TEXT BLOCK
•••

Thursday, December 30, 2010

Why Cheap Will Beat Cool During The Next Decade Of Vehicle Electrification (AONE; TSLA; GM)

From AltEnergyStocks:
Last Friday I received my copy of the presentations from September's European Lead Battery Conference in Istanbul. Most of the presentations were written for a technically astute audience and don't offer much in the way of concrete guidance for investors, but an overview presentation from Ricardo PLC, a global leader in engineering solutions for low carbon, fuel-efficient transportation, included three slides that merit serious investor consideration and show why I'm convinced cheap will beat cool for the next decade of vehicle electrification. I've posted a copy of the Ricardo presentation here.

Technology Timeline

The first slide is a simple timeline that answers the eternal question "When are the technological wonders we read about on a daily basis likely to become profitable business reality?"

12.26.10 Timeline.png

Lead-acid batteries have been the dominant energy storage technology for the last century and the global manufacturing footprint is immense. As vehicle electrification becomes more commonplace and energy storage requirements increase, leading lead-acid battery manufacturers including Johnson Controls (JCI), Exide Technologies (XIDE) and Enersys (ENS) are seeing a pronounced shift in demand patterns. Users who once bought inexpensive first-generation flooded batteries are now buying premium second-generation AGM batteries. Concurrently, lead-acid technology innovators like Axion Power International (AXPW.OB) are finishing development and testing of third-generation devices that will bring the power and cycle-life of lead-acid batteries up to a level that's comparable with NiMH batteries at a reasonable cost. The bottom line for investors is that lead-acid battery technology is rapidly improving and barring a seismic technological shift, manufacturers can only get more profitable over the next decade as global demand for cost-effective mass-market energy storage products surges.

•••

TASK BRIEF
Please check these statements against the post on vehicle electrification, answering yes or no for each and quoting the words from the post that decide it. 1. The European Lead Battery Conference took place in Istanbul. 2. Most of the conference presentations give investors concrete guidance. 3. Buyers are moving from AGM batteries to flooded batteries.

•••

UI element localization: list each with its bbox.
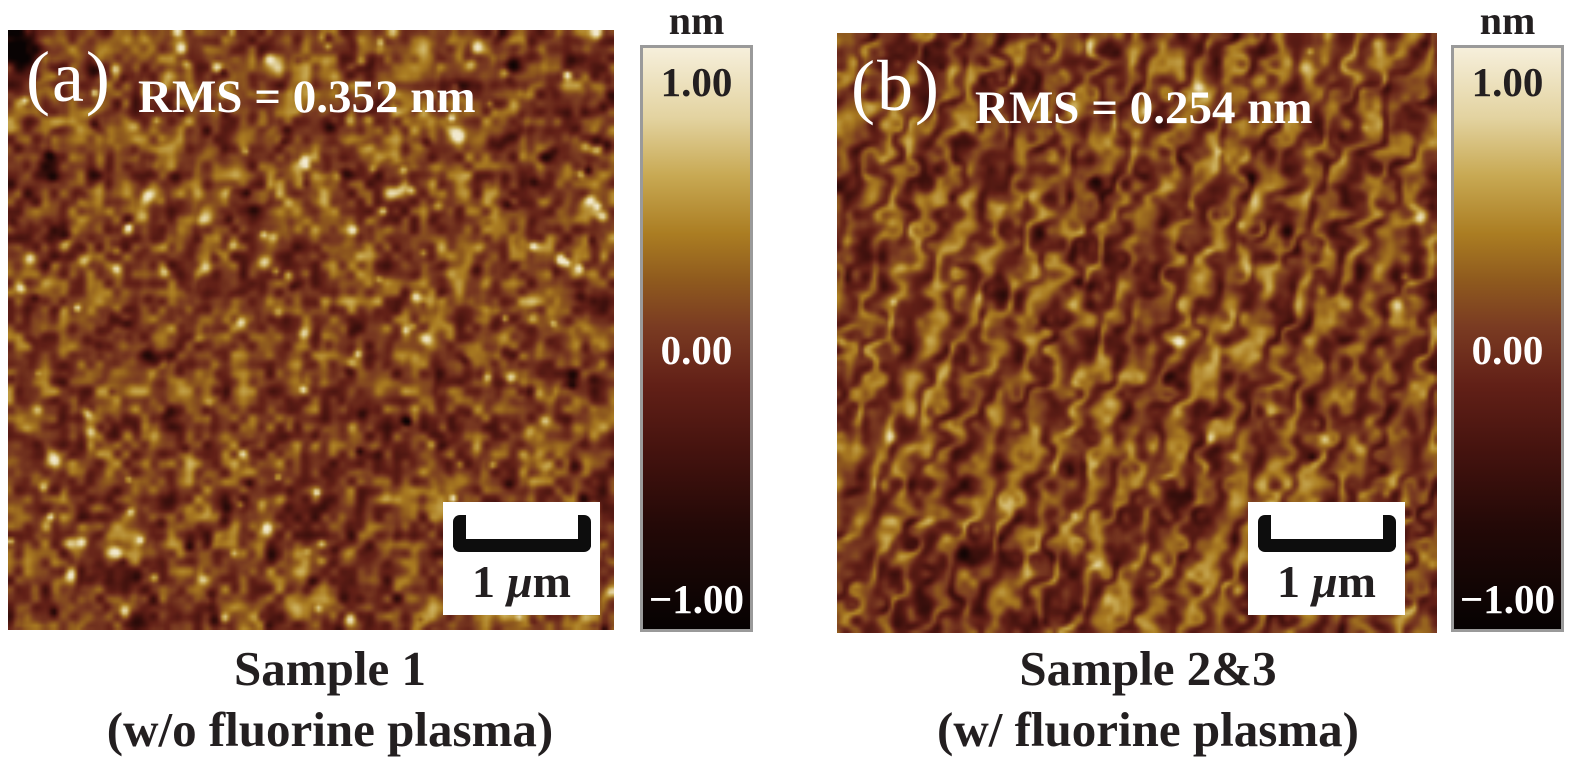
colorbar-b: nm 1.00 0.00 −1.00 [1451, 0, 1564, 632]
colorbar-b-gradient: 1.00 0.00 −1.00 [1451, 45, 1564, 632]
panel-a-rms-annotation: RMS = 0.352 nm [138, 71, 476, 123]
scale-bar-bracket-icon [452, 515, 591, 552]
colorbar-b-tick-max: 1.00 [1471, 59, 1544, 105]
afm-panel-a: (a) RMS = 0.352 nm 1 μm [8, 30, 614, 630]
scale-bar-a-unit: m [532, 556, 571, 607]
panel-b-caption-title: Sample 2&3 [1019, 641, 1277, 696]
scale-bar-a-label: 1 μm [443, 554, 600, 609]
scale-bar-b-unit: m [1337, 556, 1376, 607]
colorbar-b-tick-min: −1.00 [1459, 576, 1556, 622]
colorbar-a-tick-zero: 0.00 [660, 327, 733, 374]
panel-a-caption-subtitle: (w/o fluorine plasma) [106, 702, 554, 757]
panel-b-rms-annotation: RMS = 0.254 nm [975, 82, 1313, 134]
colorbar-a-tick-min: −1.00 [648, 576, 745, 622]
panel-b-caption: Sample 2&3 (w/ fluorine plasma) [840, 638, 1456, 760]
colorbar-a: nm 1.00 0.00 −1.00 [640, 0, 753, 632]
scale-bar-a-mu: μ [507, 556, 533, 607]
colorbar-a-tick-max: 1.00 [660, 59, 733, 105]
scale-bar-b: 1 μm [1248, 502, 1405, 615]
panel-a-label: (a) [26, 37, 112, 117]
scale-bar-a: 1 μm [443, 502, 600, 615]
colorbar-a-unit-label: nm [668, 0, 725, 43]
panel-a-caption-title: Sample 1 [234, 641, 426, 696]
scale-bar-b-mu: μ [1312, 556, 1338, 607]
scale-bar-a-number: 1 [472, 556, 496, 607]
scale-bar-bracket-icon [1257, 515, 1396, 552]
panel-a-caption: Sample 1 (w/o fluorine plasma) [20, 638, 640, 760]
panel-b-caption-subtitle: (w/ fluorine plasma) [937, 702, 1359, 757]
colorbar-a-gradient: 1.00 0.00 −1.00 [640, 45, 753, 632]
scale-bar-b-number: 1 [1277, 556, 1301, 607]
panel-b-label: (b) [851, 46, 941, 126]
colorbar-b-unit-label: nm [1479, 0, 1536, 43]
scale-bar-b-label: 1 μm [1248, 554, 1405, 609]
afm-panel-b: (b) RMS = 0.254 nm 1 μm [837, 33, 1437, 633]
colorbar-b-tick-zero: 0.00 [1471, 327, 1544, 374]
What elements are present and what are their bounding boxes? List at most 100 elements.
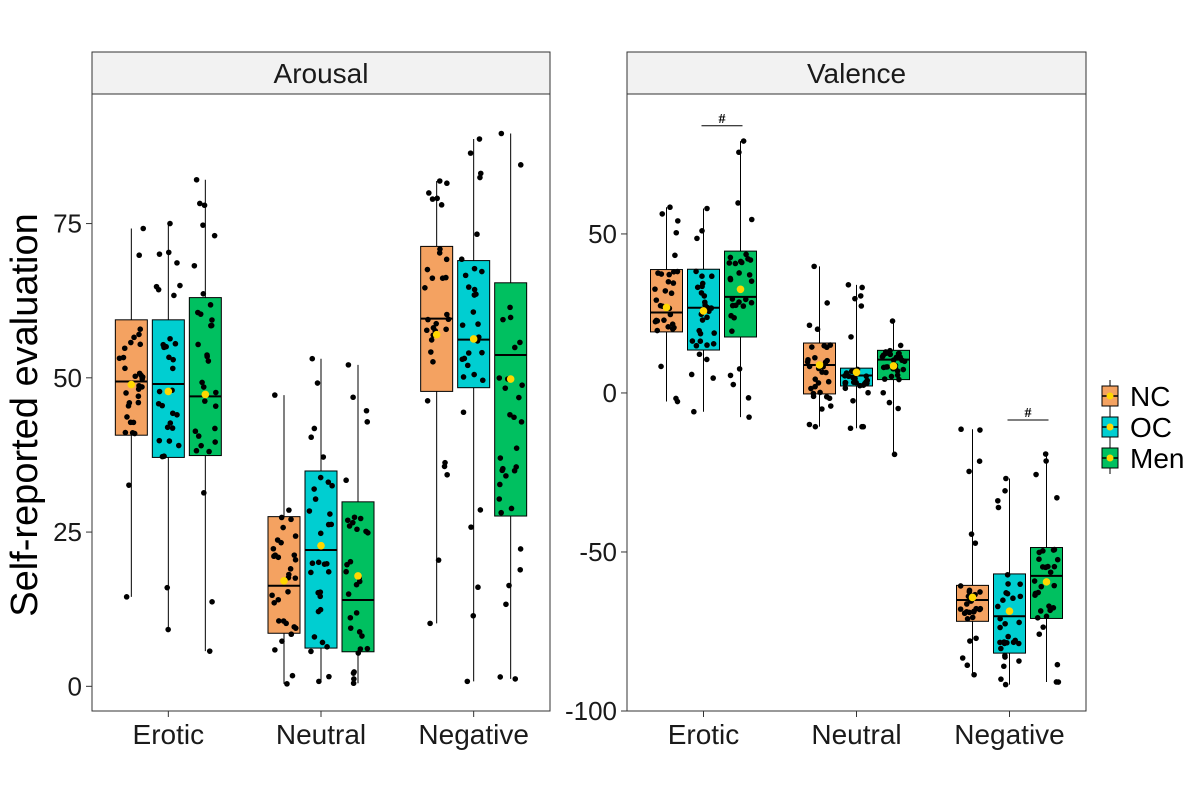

•••

WRITTEN ANSWER
1. Yes: "September's European Lead Battery Conference in Istanbul"
2. No: "don't offer much in the way of concrete guidance for investors"
3. No: "Users who once bought inexpensive first-generation flooded batteries are now buying premium second-generation AGM batteries."